Consigne 1 —
Reproduisez à l'identique le passage du texte sur les gens, de « Les gens sont irresponsables. » à « fout le cafard. ».
Consigne 2 —
Poursuivez le texte sur les gens à partir de sa dernière phrase.

Extrait du texte —
..........
Je ne veux pas être un “gens”. Il y en a tous les jours dans la rue, des gens, ils ne m’inspirent pas. Il y en a aussi dans le métro. Dans le métro, les gens font la gueule. Et pourquoi ils font la gueule ? Parce que chacun d’eux se dit intérieurement : “Ah là là, les gens font la gueule dans le métro.” C’est une prophétie auto-réalisatrice. Il suffit que les gens se disent que les gens font la gueule pour que les gens fassent la gueule.

 

De ce point de vue-là, les gens sont des Cassandre. Mais des Cassandre qui s’ignorent. Ils ne savent pas qu’ils sont des gens. Pour eux, les gens, c’est les autres. Ils ne pensent pas qu’ils font eux-mêmes la gueule. Ou s’ils admettent qu’ils sont un peu moroses, ils l’expliquent par le fait qu’ils baignent dans un océan de gens qui font la gueule.

 

Les gens ne se rendent pas compte.

 

C’est une constante.

 

Je ne veux pas être un gens.

 

Les gens sont irresponsables.

 

Les gens sont une masse dépourvue d’individualité, un amas grouillant sans pensée, une presque foule, une armée de zombies. Il faut qu’on extraie une personne d’un groupe de gens pour qu’elle existe. Tant que cette personne demeure dans le flot, elle n’a pas d’existence propre. Comme une cellule d’un organisme. C’est un peu comme si un parfait idiot était constitué de cellules intelligentes. Enfin, plus ou moins intelligentes.

 

Prenez le type le plus bête que vous connaissez, il y a toutes les chances que vos propres cellules ressemblent beaucoup aux siennes.

 

Moi ça me fout le cafard.

 

Vous savez comment on fait pour préparer les évacuations du métro ? Imaginez qu’il y ait un incendie ou un attentat, il faudrait faire sortir tout le monde. Eh bien pour faire sortir les gens, il suffit de les considérer comme un liquide qui s’échappe d’un récipient. Les physiciens appellent ça la mécanique des fluides. Un fluide, ça va là où ça peut, ça percute les parois, ça s’infiltre dans les trous, ça se bouscule, ça s’écrase, ça s’agglomère et ça réfléchit pas. Ben les gens, ils sont comme ça.

 

Si je prends une bouteille de vin et que je l’incline en direction d’un verre, le verre recevra une certaine quantité de vin, disons 10% de la bouteille - sur base d’une bouteille pleine et d’un verre normal. Cependant, avant qu’on n’incline la bouteille, on est incapable de dire quels seront les 10% qui vont basculer dans le verre, on sait qu’il y en aura 10% et c’est tout.
..........
Items présentés —
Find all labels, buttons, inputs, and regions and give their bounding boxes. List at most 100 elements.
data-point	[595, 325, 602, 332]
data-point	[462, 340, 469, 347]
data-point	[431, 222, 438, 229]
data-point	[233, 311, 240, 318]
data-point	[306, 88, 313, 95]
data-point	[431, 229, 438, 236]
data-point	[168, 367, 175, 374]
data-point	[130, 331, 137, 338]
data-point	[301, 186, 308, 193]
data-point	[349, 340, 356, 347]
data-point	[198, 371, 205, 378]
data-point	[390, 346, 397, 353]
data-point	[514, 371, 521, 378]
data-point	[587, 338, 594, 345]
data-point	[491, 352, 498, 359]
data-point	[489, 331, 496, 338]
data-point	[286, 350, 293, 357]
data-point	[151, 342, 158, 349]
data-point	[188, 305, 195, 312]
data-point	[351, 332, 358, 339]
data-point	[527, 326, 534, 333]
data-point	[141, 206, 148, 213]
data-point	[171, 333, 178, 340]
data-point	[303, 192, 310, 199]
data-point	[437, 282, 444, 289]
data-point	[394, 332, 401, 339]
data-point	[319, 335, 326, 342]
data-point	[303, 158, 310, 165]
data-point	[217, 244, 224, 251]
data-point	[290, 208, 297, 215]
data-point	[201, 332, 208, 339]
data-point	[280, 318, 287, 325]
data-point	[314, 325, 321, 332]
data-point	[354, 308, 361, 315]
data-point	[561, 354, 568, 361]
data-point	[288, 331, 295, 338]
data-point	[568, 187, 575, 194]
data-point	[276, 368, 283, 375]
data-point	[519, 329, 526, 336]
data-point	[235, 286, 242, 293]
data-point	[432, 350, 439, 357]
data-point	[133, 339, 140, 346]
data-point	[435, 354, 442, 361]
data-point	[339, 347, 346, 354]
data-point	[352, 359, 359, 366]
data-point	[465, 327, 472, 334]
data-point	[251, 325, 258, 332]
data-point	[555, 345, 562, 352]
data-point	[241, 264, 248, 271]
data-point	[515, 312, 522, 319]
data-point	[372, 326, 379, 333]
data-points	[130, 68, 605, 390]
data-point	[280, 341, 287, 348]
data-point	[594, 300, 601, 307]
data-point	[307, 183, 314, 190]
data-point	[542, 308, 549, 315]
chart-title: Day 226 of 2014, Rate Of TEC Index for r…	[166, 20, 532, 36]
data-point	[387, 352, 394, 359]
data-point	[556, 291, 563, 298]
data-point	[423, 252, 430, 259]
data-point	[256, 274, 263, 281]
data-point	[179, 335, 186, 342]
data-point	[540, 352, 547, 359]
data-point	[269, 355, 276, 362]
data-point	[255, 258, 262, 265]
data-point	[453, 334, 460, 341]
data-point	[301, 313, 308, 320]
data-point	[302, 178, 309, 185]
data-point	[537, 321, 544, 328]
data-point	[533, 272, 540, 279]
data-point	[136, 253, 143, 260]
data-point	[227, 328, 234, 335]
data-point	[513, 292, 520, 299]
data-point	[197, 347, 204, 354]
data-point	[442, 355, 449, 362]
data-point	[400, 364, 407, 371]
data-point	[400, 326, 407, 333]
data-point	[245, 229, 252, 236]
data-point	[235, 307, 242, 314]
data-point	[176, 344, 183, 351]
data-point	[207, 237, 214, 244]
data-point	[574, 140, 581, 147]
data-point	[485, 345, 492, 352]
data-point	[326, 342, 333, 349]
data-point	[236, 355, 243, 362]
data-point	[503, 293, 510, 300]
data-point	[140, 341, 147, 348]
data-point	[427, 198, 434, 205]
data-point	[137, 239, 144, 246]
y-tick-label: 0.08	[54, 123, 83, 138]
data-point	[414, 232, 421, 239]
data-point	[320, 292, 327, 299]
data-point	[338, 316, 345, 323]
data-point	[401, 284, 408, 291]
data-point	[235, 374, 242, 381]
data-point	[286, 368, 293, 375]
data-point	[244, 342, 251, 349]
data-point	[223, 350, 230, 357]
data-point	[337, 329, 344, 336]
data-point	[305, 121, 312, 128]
..........
Réponse attendue 1 —
Les gens sont irresponsables.

 

Les gens sont une masse dépourvue d’individualité, un amas grouillant sans pensée, une presque foule, une armée de zombies. Il faut qu’on extraie une personne d’un groupe de gens pour qu’elle existe. Tant que cette personne demeure dans le flot, elle n’a pas d’existence propre. Comme une cellule d’un organisme. C’est un peu comme si un parfait idiot était constitué de cellules intelligentes. Enfin, plus ou moins intelligentes.

 

Prenez le type le plus bête que vous connaissez, il y a toutes les chances que vos propres cellules ressemblent beaucoup aux siennes.

 

Moi ça me fout le cafard.

Réponse attendue 2 —
 

Ainsi, une station de métro en flammes ne verrait pas sortir les gens les plus forts ou les plus intelligents. Parce que la force et l’intelligence sont noyées dans le fluide. Que dis-je, noyées ? diluées ! absorbées ! Et c’est pour ça que les gens sont bêtes. Et c’est pour ça que si seulement 10% des gens sont sauvés de l’incendie, il y a toutes les chances pour que les rescapés soient des idiots.

 

Moralité, les incendiaires ne participent pas à l’amélioration de l’espèce humaine.

 

Les gens sont des figurants.

 

Chacun s’imagine au centre du roman dont il est le héros, mais collez quelques dizaines de héros ensemble et vous avez une foule de gens insignifiants. Ils se déplacent, hagards, en fantasmant leurs aventures - au passage, je vous rappelle que, même s’ils fantasment, ils font la gueule.

 

Pour ne pas être un gens, je reste chez moi. Ca m’épargne la foule, le métro, les incendies, l’indifférence et l’indifférenciation. Je suis seul. Au moins je sais que je ne réponds pas aux règles de la mécanique des fluides. J’étais assez fier de ma stratégie. Jusqu’au jour où je suis tombé sur une émission à la télé. Une émission qui parlait des gens seuls. Comme moi. D’un coup d’un seul, je faisais partie d’un groupe. Alors que je n’avais rien demandé.

 

Les gens seuls ne sont même pas minoritaires. Et, pire que tout, leur population augmente. Moi qui me croyais singulier, je suis pluriel. Quelle injure ! Je suis un gens à mon corps défendant. Moi aussi je suis la molécule d’un fluide. Je suis une goutte de vin qui, faute d’être versée, a été dispersée au vaporisateur. J’appartiens à un groupe et je ne m’en suis jamais senti aussi seul, parce que tous ces imbéciles doivent se sentir seuls aussi. J’étais original, je suis la copie, la réplique, le fac-similé, le duplicata.

 

Abraham Lincoln a dit : “Dieu doit aimer les gens ordinaires, il en fait tellement.” Les hommes politiques m’amusent. Ils commencent souvent leurs phrases par :

- “Les gens ont bien compris que...”

ou :

- “Moi j’ai écouté les gens, vous savez ce qu’ils m’ont dit ? ...”

ou - j’adore ! - :

- “Les gens ne sont pas des imbéciles, ils ont bien compris que...”

Et ça ne les gêne pas de sortir des horreurs pareilles. D’ailleurs, si les gens n’étaient pas des imbéciles, ils ne voteraient pas pour eux.

 

Les gens n’ont pas de sexe.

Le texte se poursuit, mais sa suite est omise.